Brief
Extract every line of the records below and reproduce each one verbatim, with no changes.

(Element box annotations)
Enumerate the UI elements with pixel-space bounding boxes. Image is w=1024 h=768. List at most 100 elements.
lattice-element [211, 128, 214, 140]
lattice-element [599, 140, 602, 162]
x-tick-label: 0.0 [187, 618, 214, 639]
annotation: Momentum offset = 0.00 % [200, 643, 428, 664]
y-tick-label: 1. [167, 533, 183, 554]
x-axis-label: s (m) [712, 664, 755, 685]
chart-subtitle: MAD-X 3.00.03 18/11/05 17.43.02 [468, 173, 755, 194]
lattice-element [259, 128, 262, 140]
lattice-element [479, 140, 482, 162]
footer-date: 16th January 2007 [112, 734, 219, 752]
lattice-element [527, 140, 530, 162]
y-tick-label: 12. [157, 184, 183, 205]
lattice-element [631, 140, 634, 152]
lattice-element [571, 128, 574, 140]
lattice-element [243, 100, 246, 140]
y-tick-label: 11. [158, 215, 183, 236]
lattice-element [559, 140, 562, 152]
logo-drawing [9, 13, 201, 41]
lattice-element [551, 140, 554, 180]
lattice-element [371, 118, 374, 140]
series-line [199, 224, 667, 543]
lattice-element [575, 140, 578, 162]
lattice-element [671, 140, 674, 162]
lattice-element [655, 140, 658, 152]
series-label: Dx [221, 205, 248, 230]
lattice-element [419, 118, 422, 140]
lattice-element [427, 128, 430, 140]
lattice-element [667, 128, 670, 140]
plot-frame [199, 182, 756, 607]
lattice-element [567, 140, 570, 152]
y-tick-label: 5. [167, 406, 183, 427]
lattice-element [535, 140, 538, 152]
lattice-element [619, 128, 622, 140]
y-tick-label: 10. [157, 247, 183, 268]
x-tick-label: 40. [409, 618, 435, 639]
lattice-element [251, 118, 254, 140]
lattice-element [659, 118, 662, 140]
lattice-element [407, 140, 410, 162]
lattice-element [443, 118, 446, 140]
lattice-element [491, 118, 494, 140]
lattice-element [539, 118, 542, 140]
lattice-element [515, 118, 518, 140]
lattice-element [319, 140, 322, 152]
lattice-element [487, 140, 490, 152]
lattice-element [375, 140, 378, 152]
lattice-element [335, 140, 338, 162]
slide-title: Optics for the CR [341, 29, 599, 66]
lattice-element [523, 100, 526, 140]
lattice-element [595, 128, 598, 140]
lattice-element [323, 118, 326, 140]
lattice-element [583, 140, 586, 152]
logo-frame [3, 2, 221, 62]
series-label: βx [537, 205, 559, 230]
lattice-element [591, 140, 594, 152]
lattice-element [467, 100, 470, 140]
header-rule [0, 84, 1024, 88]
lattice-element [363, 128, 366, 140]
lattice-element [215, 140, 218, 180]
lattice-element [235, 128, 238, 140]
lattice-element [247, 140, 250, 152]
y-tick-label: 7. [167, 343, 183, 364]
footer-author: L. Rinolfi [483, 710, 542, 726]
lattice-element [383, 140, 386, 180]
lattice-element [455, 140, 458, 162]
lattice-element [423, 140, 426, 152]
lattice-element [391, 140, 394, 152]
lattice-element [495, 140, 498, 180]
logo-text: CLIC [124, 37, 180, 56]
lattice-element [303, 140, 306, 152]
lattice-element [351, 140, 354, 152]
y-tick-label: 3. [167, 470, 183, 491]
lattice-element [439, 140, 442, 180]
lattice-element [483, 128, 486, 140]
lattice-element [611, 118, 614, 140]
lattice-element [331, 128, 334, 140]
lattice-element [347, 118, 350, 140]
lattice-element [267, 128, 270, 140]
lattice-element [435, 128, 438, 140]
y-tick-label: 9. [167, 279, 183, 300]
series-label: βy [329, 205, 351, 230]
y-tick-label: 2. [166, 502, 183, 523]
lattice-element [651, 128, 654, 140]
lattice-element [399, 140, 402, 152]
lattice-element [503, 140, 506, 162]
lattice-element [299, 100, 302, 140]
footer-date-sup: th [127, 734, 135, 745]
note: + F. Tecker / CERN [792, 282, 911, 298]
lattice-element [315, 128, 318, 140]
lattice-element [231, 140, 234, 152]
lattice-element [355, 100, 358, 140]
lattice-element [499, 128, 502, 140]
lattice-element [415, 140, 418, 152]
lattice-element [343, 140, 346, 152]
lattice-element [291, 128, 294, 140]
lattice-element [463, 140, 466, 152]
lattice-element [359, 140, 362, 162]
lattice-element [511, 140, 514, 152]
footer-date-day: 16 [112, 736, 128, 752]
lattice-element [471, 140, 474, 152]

Full output
Enumerate the UI elements with pixel-space bounding boxes. Image is w=1024 h=768. List at most 100 elements.
lattice-element [211, 128, 214, 140]
lattice-element [599, 140, 602, 162]
x-tick-label: 0.0 [187, 618, 214, 639]
annotation: Momentum offset = 0.00 % [200, 643, 428, 664]
y-tick-label: 1. [167, 533, 183, 554]
x-axis-label: s (m) [712, 664, 755, 685]
chart-subtitle: MAD-X 3.00.03 18/11/05 17.43.02 [468, 173, 755, 194]
lattice-element [259, 128, 262, 140]
lattice-element [479, 140, 482, 162]
footer-date: 16th January 2007 [112, 734, 219, 752]
lattice-element [527, 140, 530, 162]
y-tick-label: 12. [157, 184, 183, 205]
lattice-element [631, 140, 634, 152]
lattice-element [571, 128, 574, 140]
lattice-element [243, 100, 246, 140]
y-tick-label: 11. [158, 215, 183, 236]
lattice-element [559, 140, 562, 152]
logo-drawing [9, 13, 201, 41]
lattice-element [551, 140, 554, 180]
lattice-element [371, 118, 374, 140]
series-line [199, 224, 667, 543]
lattice-element [575, 140, 578, 162]
lattice-element [671, 140, 674, 162]
lattice-element [655, 140, 658, 152]
series-label: Dx [221, 205, 248, 230]
lattice-element [419, 118, 422, 140]
lattice-element [427, 128, 430, 140]
lattice-element [667, 128, 670, 140]
plot-frame [199, 182, 756, 607]
lattice-element [567, 140, 570, 152]
y-tick-label: 5. [167, 406, 183, 427]
lattice-element [535, 140, 538, 152]
lattice-element [619, 128, 622, 140]
y-tick-label: 10. [157, 247, 183, 268]
x-tick-label: 40. [409, 618, 435, 639]
lattice-element [251, 118, 254, 140]
lattice-element [659, 118, 662, 140]
lattice-element [407, 140, 410, 162]
lattice-element [443, 118, 446, 140]
lattice-element [491, 118, 494, 140]
lattice-element [539, 118, 542, 140]
lattice-element [515, 118, 518, 140]
lattice-element [319, 140, 322, 152]
lattice-element [487, 140, 490, 152]
lattice-element [375, 140, 378, 152]
lattice-element [335, 140, 338, 162]
slide-title: Optics for the CR [341, 29, 599, 66]
lattice-element [523, 100, 526, 140]
lattice-element [595, 128, 598, 140]
lattice-element [323, 118, 326, 140]
lattice-element [583, 140, 586, 152]
logo-frame [3, 2, 221, 62]
series-label: βx [537, 205, 559, 230]
lattice-element [591, 140, 594, 152]
lattice-element [467, 100, 470, 140]
header-rule [0, 84, 1024, 88]
lattice-element [363, 128, 366, 140]
lattice-element [215, 140, 218, 180]
lattice-element [235, 128, 238, 140]
lattice-element [247, 140, 250, 152]
y-tick-label: 7. [167, 343, 183, 364]
footer-author: L. Rinolfi [483, 710, 542, 726]
lattice-element [383, 140, 386, 180]
lattice-element [455, 140, 458, 162]
lattice-element [423, 140, 426, 152]
lattice-element [391, 140, 394, 152]
lattice-element [495, 140, 498, 180]
logo-text: CLIC [124, 37, 180, 56]
lattice-element [303, 140, 306, 152]
lattice-element [351, 140, 354, 152]
y-tick-label: 3. [167, 470, 183, 491]
lattice-element [439, 140, 442, 180]
lattice-element [483, 128, 486, 140]
lattice-element [611, 118, 614, 140]
lattice-element [331, 128, 334, 140]
lattice-element [347, 118, 350, 140]
lattice-element [267, 128, 270, 140]
lattice-element [435, 128, 438, 140]
y-tick-label: 9. [167, 279, 183, 300]
series-label: βy [329, 205, 351, 230]
y-tick-label: 2. [166, 502, 183, 523]
lattice-element [651, 128, 654, 140]
lattice-element [399, 140, 402, 152]
lattice-element [503, 140, 506, 162]
lattice-element [299, 100, 302, 140]
footer-date-sup: th [127, 734, 135, 745]
note: + F. Tecker / CERN [792, 282, 911, 298]
lattice-element [315, 128, 318, 140]
lattice-element [231, 140, 234, 152]
lattice-element [355, 100, 358, 140]
lattice-element [499, 128, 502, 140]
lattice-element [415, 140, 418, 152]
lattice-element [343, 140, 346, 152]
lattice-element [291, 128, 294, 140]
lattice-element [463, 140, 466, 152]
lattice-element [359, 140, 362, 162]
lattice-element [511, 140, 514, 152]
footer-date-day: 16 [112, 736, 128, 752]
lattice-element [471, 140, 474, 152]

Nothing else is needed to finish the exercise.